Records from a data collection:
^^^^
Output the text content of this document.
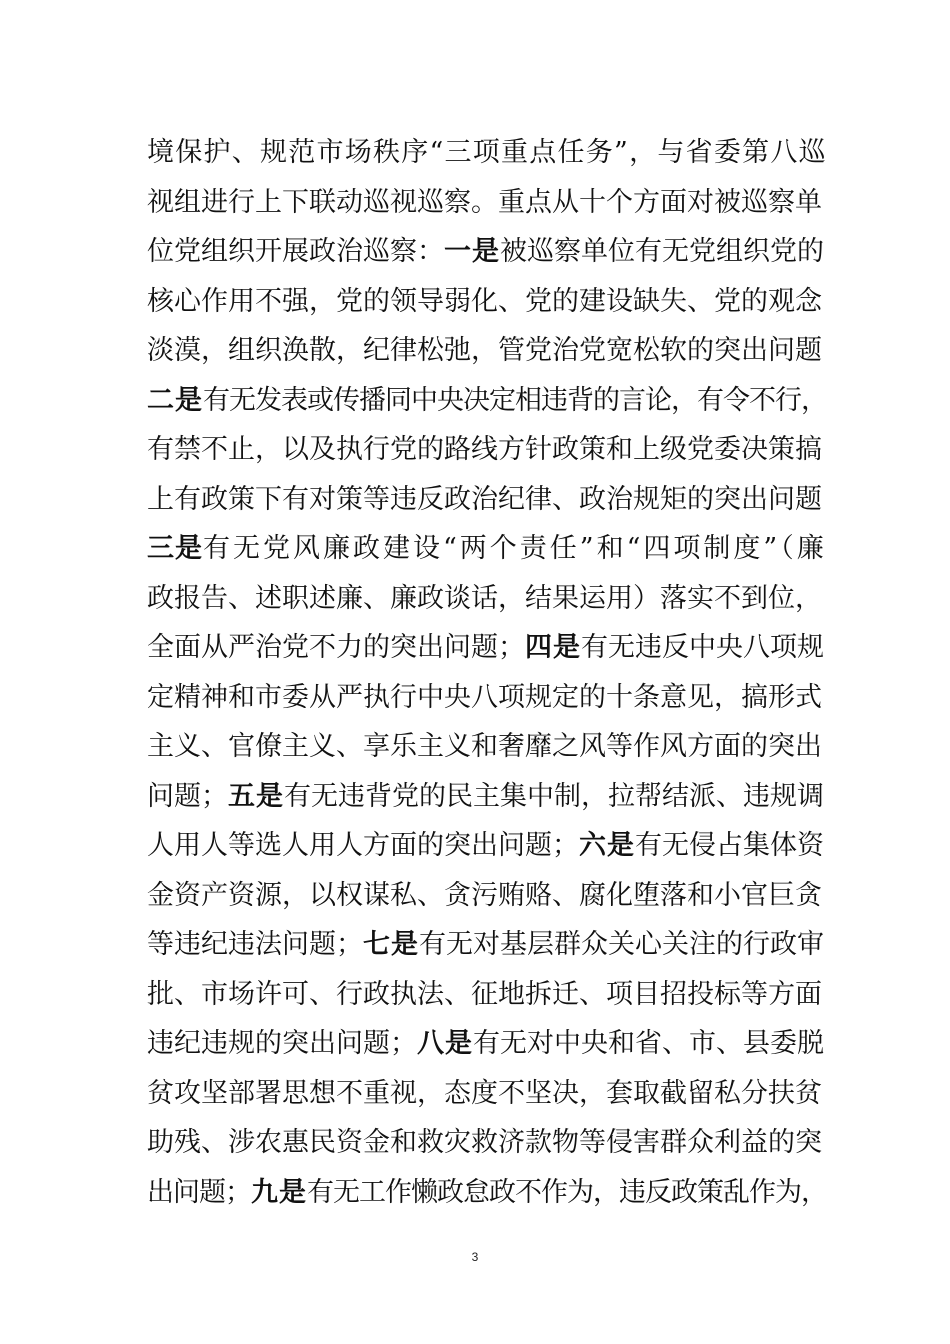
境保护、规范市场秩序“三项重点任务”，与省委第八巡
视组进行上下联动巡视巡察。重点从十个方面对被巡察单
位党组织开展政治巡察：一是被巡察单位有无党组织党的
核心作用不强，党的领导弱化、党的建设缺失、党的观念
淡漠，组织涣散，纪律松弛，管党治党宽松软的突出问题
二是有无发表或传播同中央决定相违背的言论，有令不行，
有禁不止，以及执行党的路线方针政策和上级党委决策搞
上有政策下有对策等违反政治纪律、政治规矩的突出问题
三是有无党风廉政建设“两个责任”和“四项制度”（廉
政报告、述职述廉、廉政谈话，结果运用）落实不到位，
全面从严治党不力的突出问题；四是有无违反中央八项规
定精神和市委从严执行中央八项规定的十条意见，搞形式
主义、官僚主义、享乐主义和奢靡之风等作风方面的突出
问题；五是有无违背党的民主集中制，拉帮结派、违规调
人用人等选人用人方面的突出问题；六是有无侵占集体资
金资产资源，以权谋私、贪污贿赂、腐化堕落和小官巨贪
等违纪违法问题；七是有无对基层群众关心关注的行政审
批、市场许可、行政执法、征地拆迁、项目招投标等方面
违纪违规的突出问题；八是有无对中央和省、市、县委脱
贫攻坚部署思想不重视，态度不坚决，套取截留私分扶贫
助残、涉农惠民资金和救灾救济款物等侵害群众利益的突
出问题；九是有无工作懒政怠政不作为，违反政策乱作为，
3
^^^^
• **REQUIREMENTS**: Go through the material above and print all of it exactly, except the pictures.

• **SOLUTION**:
Output the text content of this document.
境保护、规范市场秩序“三项重点任务”，与省委第八巡
视组进行上下联动巡视巡察。重点从十个方面对被巡察单
位党组织开展政治巡察：一是被巡察单位有无党组织党的
核心作用不强，党的领导弱化、党的建设缺失、党的观念
淡漠，组织涣散，纪律松弛，管党治党宽松软的突出问题
二是有无发表或传播同中央决定相违背的言论，有令不行，
有禁不止，以及执行党的路线方针政策和上级党委决策搞
上有政策下有对策等违反政治纪律、政治规矩的突出问题
三是有无党风廉政建设“两个责任”和“四项制度”（廉
政报告、述职述廉、廉政谈话，结果运用）落实不到位，
全面从严治党不力的突出问题；四是有无违反中央八项规
定精神和市委从严执行中央八项规定的十条意见，搞形式
主义、官僚主义、享乐主义和奢靡之风等作风方面的突出
问题；五是有无违背党的民主集中制，拉帮结派、违规调
人用人等选人用人方面的突出问题；六是有无侵占集体资
金资产资源，以权谋私、贪污贿赂、腐化堕落和小官巨贪
等违纪违法问题；七是有无对基层群众关心关注的行政审
批、市场许可、行政执法、征地拆迁、项目招投标等方面
违纪违规的突出问题；八是有无对中央和省、市、县委脱
贫攻坚部署思想不重视，态度不坚决，套取截留私分扶贫
助残、涉农惠民资金和救灾救济款物等侵害群众利益的突
出问题；九是有无工作懒政怠政不作为，违反政策乱作为，
3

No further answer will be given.